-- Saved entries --
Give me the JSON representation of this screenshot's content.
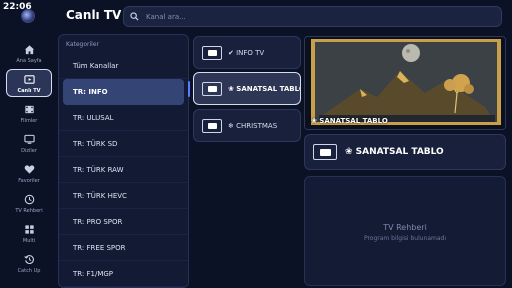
{
  "status": {
    "time": "22:06"
  },
  "header": {
    "title": "Canlı TV",
    "search_placeholder": "Kanal ara..."
  },
  "rail": [
    {
      "label": "Ana Sayfa",
      "icon": "home-icon"
    },
    {
      "label": "Canlı TV",
      "icon": "live-tv-icon",
      "active": true
    },
    {
      "label": "Filmler",
      "icon": "film-icon"
    },
    {
      "label": "Diziler",
      "icon": "monitor-icon"
    },
    {
      "label": "Favoriler",
      "icon": "heart-icon"
    },
    {
      "label": "TV Rehberi",
      "icon": "clock-icon"
    },
    {
      "label": "Multi",
      "icon": "grid-icon"
    },
    {
      "label": "Catch Up",
      "icon": "history-icon"
    }
  ],
  "categories": {
    "header": "Kategoriler",
    "items": [
      {
        "label": "Tüm Kanallar"
      },
      {
        "label": "TR: INFO",
        "active": true
      },
      {
        "label": "TR: ULUSAL"
      },
      {
        "label": "TR: TÜRK SD"
      },
      {
        "label": "TR: TÜRK RAW"
      },
      {
        "label": "TR: TÜRK HEVC"
      },
      {
        "label": "TR: PRO SPOR"
      },
      {
        "label": "TR: FREE SPOR"
      },
      {
        "label": "TR: F1/MGP"
      }
    ]
  },
  "channels": [
    {
      "name": "✔ INFO TV"
    },
    {
      "name": "❀ SANATSAL TABLO",
      "active": true
    },
    {
      "name": "❄ CHRISTMAS"
    }
  ],
  "preview": {
    "caption": "❀ SANATSAL TABLO"
  },
  "now_playing": {
    "name": "❀ SANATSAL TABLO"
  },
  "epg": {
    "title": "TV Rehberi",
    "message": "Program bilgisi bulunamadı"
  },
  "colors": {
    "background": "#0b1226",
    "accent": "#5a7bff",
    "active": "#344475"
  }
}
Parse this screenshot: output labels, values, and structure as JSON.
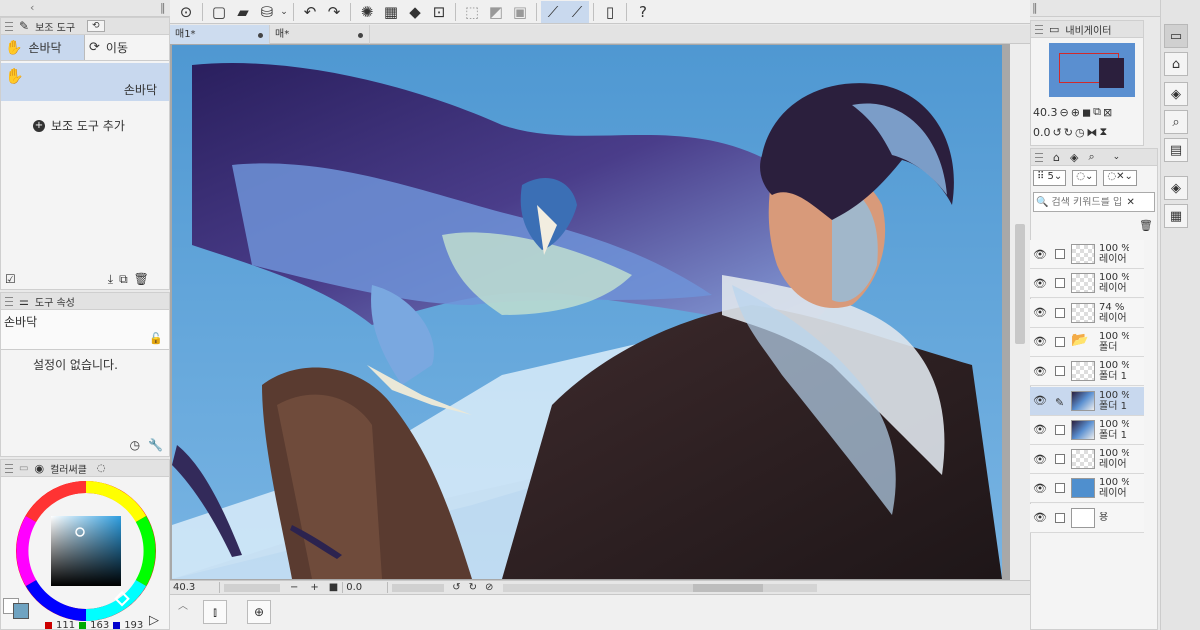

-- DIRECTIVE --
In the records above, how many lines contain the word "this"? Give the number alone.

-- RESULT --
2